→ **Supplied records**
▬▬▬▬▬▬
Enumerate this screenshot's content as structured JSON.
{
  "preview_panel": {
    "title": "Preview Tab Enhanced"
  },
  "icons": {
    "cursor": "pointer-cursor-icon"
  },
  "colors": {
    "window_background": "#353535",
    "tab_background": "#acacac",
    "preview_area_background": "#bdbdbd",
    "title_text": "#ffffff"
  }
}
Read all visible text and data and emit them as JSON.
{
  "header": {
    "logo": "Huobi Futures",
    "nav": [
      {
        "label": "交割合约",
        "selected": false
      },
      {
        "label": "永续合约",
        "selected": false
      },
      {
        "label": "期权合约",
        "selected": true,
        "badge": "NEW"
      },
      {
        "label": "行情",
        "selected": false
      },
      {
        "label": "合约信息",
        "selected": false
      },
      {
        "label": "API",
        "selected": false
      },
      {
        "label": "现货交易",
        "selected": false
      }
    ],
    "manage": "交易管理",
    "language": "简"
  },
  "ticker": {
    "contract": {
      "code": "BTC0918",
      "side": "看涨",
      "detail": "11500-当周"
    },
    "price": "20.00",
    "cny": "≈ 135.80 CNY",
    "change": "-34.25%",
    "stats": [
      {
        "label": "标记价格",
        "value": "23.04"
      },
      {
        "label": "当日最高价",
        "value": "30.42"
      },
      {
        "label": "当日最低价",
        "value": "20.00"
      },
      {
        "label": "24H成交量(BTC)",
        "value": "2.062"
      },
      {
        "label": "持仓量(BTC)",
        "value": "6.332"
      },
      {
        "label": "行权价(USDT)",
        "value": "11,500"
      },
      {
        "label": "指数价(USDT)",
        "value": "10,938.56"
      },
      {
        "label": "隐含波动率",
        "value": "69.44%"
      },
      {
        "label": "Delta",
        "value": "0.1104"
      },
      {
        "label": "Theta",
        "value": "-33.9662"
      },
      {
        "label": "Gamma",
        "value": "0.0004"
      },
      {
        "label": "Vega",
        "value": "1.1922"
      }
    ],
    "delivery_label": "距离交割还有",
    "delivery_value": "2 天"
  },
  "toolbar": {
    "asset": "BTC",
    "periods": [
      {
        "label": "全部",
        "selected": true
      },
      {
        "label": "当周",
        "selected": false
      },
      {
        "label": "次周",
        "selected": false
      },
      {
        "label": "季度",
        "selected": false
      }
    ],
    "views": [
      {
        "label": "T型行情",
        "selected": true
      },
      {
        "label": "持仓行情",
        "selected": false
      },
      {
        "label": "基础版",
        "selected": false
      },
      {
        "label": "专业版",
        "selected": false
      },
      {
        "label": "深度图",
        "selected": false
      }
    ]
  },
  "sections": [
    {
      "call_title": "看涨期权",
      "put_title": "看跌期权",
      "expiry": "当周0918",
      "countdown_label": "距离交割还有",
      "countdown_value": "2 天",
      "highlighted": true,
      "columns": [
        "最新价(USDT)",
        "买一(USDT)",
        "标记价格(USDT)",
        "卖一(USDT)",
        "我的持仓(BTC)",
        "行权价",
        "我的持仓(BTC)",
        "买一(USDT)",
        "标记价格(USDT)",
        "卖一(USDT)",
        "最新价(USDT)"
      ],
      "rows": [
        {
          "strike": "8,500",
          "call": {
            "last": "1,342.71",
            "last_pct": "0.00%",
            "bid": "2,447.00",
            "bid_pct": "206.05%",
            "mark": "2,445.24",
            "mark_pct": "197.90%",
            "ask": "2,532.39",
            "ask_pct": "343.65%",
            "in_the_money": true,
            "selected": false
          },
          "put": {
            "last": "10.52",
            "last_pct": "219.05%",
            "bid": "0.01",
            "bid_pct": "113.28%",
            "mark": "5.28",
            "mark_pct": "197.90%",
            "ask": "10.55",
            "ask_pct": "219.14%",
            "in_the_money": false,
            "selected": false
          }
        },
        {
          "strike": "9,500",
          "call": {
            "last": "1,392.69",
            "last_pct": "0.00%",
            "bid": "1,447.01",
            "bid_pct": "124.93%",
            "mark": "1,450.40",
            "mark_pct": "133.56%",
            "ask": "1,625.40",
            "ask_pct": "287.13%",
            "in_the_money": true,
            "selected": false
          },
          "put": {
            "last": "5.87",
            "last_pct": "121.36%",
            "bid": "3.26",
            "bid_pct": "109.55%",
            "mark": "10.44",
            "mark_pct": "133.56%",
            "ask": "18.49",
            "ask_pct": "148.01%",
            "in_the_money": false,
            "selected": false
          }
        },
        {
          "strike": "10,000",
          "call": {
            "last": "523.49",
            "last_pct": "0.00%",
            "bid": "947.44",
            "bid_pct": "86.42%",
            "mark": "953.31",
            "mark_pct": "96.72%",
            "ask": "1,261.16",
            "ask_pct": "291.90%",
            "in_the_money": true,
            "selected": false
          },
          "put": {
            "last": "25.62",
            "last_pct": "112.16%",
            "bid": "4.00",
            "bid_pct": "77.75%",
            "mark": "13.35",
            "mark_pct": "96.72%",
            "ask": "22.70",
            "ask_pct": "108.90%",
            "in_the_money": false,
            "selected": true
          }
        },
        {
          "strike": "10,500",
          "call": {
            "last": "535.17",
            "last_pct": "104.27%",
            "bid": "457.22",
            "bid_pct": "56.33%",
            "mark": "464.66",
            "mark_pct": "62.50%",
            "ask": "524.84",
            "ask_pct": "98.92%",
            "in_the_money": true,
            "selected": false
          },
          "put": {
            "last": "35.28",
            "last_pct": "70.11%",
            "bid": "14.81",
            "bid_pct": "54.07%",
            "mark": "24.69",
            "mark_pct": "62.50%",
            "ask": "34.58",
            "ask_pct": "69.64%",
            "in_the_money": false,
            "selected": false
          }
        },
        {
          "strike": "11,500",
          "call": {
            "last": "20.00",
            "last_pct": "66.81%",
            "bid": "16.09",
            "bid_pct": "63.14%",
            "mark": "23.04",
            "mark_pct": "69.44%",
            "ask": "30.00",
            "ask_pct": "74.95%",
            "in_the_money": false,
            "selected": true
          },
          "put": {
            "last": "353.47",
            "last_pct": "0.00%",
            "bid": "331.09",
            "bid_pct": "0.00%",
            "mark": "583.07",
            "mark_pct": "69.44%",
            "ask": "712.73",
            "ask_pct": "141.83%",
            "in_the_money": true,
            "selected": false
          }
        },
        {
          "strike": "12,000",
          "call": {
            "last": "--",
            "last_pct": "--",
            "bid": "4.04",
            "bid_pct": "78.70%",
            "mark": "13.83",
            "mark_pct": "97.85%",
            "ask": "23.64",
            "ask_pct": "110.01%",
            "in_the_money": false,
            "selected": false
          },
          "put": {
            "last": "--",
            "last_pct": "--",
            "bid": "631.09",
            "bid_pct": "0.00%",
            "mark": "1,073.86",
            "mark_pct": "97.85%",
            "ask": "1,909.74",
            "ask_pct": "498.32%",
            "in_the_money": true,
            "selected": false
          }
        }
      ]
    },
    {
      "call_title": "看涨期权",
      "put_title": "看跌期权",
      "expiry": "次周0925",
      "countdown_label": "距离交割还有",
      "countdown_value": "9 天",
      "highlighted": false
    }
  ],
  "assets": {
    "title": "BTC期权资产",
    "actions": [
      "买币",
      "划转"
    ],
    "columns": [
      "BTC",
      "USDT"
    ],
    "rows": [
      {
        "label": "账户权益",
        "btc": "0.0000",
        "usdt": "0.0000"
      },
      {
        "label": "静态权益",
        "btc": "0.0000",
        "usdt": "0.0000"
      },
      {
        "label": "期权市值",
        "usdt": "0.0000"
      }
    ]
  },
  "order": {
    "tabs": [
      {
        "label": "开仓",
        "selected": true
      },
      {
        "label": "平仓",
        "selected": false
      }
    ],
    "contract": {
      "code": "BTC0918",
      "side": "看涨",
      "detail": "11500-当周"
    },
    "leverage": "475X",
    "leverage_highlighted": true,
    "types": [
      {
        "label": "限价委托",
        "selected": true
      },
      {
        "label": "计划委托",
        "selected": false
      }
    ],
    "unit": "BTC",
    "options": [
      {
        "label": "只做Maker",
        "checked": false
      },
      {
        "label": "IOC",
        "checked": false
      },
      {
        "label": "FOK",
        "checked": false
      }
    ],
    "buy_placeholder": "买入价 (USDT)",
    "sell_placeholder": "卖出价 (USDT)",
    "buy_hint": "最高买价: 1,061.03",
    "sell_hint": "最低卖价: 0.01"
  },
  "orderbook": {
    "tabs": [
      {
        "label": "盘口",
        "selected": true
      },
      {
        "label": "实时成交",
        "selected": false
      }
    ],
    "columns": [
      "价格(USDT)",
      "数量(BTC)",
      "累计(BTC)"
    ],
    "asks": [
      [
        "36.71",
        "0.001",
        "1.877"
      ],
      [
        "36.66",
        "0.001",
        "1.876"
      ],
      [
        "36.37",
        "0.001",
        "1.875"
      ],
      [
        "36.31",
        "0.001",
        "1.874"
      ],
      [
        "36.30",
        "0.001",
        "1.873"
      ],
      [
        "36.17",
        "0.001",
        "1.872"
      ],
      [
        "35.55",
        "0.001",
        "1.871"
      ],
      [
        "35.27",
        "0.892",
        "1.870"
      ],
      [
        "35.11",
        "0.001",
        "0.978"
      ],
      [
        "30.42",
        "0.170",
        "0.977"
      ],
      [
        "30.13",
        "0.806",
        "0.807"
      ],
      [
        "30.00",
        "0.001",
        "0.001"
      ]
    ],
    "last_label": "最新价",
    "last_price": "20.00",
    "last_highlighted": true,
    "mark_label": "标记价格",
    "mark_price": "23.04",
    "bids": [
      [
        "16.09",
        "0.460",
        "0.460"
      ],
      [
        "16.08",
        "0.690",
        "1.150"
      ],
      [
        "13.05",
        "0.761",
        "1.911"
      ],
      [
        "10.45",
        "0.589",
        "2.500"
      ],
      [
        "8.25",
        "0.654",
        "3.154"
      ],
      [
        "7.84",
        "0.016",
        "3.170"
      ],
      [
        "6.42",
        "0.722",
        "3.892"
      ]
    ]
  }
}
▬▬▬▬▬▬
→ **Direction**
Show all lines from the listing above in which "标记价格" appears.

→ **Result of the exercise**
        "label": "标记价格",
        "标记价格(USDT)",
        "标记价格(USDT)",
    "mark_label": "标记价格",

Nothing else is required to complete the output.